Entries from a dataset
↓↓↓

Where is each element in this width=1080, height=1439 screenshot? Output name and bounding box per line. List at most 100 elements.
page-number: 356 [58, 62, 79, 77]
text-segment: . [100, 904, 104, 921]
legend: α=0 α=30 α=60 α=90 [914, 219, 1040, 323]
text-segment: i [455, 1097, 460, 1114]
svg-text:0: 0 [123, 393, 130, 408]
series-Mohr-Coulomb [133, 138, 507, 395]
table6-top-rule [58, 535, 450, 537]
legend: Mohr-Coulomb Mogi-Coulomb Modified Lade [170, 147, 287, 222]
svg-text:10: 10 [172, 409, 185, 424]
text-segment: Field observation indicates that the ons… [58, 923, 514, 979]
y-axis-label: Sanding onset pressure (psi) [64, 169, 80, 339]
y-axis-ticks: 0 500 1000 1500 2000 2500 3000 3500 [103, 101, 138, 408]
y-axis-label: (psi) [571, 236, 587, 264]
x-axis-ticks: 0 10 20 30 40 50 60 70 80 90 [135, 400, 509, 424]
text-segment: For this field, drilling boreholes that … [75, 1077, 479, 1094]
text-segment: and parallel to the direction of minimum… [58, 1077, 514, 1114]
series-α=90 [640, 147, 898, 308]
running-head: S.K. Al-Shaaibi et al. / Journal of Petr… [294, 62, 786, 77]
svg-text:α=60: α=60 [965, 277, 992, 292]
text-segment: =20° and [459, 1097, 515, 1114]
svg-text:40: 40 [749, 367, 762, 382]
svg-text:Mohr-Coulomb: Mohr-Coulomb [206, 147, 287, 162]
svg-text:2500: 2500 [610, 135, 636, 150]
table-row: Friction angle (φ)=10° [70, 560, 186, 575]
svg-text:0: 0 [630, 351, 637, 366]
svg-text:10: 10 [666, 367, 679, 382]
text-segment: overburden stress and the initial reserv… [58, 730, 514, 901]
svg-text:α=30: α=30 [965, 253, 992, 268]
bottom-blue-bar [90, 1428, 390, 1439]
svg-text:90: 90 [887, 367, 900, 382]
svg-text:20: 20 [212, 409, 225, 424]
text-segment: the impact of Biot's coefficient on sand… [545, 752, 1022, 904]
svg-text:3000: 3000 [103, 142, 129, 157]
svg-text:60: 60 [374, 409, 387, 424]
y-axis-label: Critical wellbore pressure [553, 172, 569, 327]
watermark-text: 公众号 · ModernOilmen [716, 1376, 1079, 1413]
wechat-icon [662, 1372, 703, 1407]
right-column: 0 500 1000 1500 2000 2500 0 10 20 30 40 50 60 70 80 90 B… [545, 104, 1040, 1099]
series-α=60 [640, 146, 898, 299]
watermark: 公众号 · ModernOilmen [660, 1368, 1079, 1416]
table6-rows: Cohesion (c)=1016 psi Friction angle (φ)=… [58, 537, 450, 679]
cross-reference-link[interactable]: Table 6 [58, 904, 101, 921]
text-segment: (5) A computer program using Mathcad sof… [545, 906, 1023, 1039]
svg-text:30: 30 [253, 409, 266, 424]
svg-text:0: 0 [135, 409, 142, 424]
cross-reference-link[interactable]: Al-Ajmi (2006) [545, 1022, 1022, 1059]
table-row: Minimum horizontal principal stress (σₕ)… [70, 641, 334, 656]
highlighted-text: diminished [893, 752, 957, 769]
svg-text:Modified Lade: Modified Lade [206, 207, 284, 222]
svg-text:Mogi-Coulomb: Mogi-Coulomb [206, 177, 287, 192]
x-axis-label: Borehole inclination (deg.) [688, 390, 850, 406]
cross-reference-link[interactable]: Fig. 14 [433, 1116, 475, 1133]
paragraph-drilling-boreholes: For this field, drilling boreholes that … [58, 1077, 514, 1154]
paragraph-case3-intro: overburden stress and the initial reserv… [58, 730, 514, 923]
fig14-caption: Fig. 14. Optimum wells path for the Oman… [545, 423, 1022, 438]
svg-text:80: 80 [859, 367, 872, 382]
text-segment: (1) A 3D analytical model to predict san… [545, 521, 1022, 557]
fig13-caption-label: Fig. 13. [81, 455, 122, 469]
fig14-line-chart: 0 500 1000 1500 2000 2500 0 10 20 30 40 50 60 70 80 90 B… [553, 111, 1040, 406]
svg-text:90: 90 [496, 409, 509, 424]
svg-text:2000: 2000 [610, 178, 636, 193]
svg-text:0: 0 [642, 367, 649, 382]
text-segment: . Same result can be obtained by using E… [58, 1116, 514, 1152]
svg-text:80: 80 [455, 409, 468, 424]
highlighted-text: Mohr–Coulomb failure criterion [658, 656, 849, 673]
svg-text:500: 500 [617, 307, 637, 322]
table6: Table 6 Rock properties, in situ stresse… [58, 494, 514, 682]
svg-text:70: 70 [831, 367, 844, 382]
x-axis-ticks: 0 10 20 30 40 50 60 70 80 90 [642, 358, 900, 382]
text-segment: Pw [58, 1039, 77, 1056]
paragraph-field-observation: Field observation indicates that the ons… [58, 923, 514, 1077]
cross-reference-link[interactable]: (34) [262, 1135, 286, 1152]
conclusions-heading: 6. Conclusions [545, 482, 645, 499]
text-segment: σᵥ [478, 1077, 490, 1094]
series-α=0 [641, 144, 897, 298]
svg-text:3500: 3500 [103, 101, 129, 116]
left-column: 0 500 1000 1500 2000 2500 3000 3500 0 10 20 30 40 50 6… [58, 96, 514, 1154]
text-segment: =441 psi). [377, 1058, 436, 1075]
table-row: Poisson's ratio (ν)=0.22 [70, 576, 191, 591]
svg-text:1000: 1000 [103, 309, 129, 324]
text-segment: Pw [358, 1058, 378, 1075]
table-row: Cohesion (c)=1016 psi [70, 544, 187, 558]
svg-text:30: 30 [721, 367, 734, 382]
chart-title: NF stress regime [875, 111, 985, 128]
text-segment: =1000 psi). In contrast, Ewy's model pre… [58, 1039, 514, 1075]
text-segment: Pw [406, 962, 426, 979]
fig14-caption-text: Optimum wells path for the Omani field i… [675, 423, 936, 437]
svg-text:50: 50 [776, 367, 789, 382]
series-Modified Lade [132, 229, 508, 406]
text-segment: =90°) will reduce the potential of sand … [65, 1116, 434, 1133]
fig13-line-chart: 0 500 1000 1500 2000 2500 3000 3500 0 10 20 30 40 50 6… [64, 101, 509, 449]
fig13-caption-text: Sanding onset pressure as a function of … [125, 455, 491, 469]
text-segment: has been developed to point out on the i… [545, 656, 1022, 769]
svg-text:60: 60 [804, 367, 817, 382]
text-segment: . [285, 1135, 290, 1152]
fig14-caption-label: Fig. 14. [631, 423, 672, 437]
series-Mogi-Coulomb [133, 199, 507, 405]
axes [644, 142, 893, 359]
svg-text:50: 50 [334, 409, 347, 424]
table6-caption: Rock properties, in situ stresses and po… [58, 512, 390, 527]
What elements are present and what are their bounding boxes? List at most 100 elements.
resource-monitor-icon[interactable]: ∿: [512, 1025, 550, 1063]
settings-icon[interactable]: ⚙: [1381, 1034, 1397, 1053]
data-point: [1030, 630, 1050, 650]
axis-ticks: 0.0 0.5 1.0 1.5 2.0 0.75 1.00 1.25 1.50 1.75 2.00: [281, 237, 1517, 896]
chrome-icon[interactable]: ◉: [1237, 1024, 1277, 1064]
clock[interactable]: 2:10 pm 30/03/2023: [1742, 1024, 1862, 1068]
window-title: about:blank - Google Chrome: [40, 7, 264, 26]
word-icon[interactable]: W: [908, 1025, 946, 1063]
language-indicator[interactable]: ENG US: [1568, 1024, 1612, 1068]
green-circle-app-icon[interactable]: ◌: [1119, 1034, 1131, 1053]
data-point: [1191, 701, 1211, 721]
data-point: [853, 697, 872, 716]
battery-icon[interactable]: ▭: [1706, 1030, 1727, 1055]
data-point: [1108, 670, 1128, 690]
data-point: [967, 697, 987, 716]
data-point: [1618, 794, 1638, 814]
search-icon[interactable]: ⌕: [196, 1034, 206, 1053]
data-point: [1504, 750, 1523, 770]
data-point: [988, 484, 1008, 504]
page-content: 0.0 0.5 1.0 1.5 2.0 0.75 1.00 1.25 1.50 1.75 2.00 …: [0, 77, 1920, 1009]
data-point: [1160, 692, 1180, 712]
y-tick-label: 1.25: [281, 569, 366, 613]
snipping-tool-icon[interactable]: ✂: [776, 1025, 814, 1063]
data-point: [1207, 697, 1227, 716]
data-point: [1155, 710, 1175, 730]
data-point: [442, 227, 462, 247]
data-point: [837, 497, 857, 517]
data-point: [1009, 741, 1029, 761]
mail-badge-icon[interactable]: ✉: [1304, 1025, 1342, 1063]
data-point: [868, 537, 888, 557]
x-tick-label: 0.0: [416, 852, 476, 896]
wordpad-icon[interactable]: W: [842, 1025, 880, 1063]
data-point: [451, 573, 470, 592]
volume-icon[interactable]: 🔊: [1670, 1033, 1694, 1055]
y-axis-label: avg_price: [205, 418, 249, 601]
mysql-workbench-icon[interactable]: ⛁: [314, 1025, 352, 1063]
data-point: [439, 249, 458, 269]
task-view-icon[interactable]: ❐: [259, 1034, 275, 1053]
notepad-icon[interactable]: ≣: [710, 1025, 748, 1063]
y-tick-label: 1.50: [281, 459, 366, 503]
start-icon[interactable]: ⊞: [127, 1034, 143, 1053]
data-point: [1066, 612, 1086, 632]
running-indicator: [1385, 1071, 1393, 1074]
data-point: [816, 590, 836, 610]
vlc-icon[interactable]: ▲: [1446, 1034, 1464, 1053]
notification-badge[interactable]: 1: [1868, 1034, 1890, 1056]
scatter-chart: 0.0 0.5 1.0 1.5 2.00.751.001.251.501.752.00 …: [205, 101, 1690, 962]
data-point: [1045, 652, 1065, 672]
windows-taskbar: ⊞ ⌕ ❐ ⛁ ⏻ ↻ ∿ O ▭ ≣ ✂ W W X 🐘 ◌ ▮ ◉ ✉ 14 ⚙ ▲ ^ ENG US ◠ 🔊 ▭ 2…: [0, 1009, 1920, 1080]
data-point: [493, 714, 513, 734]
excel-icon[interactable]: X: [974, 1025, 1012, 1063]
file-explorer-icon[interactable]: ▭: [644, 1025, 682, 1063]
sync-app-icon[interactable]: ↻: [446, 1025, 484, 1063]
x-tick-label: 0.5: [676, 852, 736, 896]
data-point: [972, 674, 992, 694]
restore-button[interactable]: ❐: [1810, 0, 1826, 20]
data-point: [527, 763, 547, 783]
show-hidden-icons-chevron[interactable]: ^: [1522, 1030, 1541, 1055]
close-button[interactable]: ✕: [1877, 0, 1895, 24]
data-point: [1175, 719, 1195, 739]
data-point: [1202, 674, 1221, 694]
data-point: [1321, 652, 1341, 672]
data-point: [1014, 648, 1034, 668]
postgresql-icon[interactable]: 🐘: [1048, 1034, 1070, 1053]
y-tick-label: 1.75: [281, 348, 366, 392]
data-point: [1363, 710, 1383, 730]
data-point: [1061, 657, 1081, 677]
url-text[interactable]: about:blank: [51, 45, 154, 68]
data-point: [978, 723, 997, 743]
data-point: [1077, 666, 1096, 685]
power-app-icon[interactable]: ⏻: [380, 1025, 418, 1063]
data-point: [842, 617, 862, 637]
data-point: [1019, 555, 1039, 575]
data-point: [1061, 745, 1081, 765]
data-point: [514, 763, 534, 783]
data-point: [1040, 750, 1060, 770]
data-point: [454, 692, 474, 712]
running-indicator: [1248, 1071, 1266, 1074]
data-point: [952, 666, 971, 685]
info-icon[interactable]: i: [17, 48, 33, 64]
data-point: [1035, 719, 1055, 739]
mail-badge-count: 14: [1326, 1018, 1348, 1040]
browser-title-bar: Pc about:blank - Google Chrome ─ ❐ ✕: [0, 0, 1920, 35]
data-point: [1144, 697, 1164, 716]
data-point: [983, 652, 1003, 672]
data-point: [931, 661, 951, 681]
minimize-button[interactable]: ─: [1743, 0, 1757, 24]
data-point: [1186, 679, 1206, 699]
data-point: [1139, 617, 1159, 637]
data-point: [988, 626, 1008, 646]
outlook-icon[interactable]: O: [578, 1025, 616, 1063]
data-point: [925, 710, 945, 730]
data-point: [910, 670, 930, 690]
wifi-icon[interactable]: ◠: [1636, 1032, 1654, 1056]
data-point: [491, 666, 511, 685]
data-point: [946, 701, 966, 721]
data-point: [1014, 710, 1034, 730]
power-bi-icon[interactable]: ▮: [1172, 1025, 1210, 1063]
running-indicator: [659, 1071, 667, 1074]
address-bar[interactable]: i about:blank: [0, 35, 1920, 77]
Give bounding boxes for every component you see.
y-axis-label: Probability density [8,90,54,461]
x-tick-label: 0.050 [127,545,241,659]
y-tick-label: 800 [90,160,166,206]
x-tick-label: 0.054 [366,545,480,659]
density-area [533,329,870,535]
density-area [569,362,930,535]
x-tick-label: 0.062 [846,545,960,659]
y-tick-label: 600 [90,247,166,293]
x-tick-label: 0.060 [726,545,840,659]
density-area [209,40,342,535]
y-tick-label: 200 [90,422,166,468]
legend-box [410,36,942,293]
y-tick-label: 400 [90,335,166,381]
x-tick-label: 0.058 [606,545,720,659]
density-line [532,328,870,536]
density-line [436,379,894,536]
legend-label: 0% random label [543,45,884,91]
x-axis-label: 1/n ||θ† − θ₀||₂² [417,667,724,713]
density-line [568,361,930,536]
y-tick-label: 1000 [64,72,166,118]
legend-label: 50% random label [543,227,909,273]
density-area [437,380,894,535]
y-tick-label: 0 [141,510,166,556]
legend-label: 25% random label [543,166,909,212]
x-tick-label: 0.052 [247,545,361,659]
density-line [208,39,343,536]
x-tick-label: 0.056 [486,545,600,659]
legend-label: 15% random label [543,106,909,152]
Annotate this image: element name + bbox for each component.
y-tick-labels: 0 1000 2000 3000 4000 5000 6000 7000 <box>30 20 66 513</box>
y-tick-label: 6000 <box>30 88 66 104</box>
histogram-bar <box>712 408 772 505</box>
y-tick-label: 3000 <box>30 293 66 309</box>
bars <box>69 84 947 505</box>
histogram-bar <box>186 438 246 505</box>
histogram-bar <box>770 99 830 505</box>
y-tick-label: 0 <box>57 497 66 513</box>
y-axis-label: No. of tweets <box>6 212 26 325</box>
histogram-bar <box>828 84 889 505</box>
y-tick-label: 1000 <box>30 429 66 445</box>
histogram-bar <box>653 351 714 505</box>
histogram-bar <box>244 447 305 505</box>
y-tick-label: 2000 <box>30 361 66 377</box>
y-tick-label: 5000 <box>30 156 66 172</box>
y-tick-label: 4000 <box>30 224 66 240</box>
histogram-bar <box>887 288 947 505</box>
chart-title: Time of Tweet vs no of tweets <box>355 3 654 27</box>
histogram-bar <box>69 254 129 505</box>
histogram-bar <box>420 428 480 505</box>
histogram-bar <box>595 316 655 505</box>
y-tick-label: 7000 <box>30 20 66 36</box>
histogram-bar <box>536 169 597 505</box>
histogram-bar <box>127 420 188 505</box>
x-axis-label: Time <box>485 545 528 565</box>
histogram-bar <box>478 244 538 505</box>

↑↑↑

Starting at the beginning of the records and ending at the line containing "svg-text:10: 10 [172, 409, 185, 424]", give those lines as a numbered list, leaving out any blank lines.

1. Where is each element in this width=1080, height=1439 screenshot? Output name and bounding box per line. List at most 100 elements.
2. page-number: 356 [58, 62, 79, 77]
3. text-segment: . [100, 904, 104, 921]
4. legend: α=0 α=30 α=60 α=90 [914, 219, 1040, 323]
5. text-segment: i [455, 1097, 460, 1114]
6. svg-text:0: 0 [123, 393, 130, 408]
7. series-Mohr-Coulomb [133, 138, 507, 395]
8. table6-top-rule [58, 535, 450, 537]
9. legend: Mohr-Coulomb Mogi-Coulomb Modified Lade [170, 147, 287, 222]
10. svg-text:10: 10 [172, 409, 185, 424]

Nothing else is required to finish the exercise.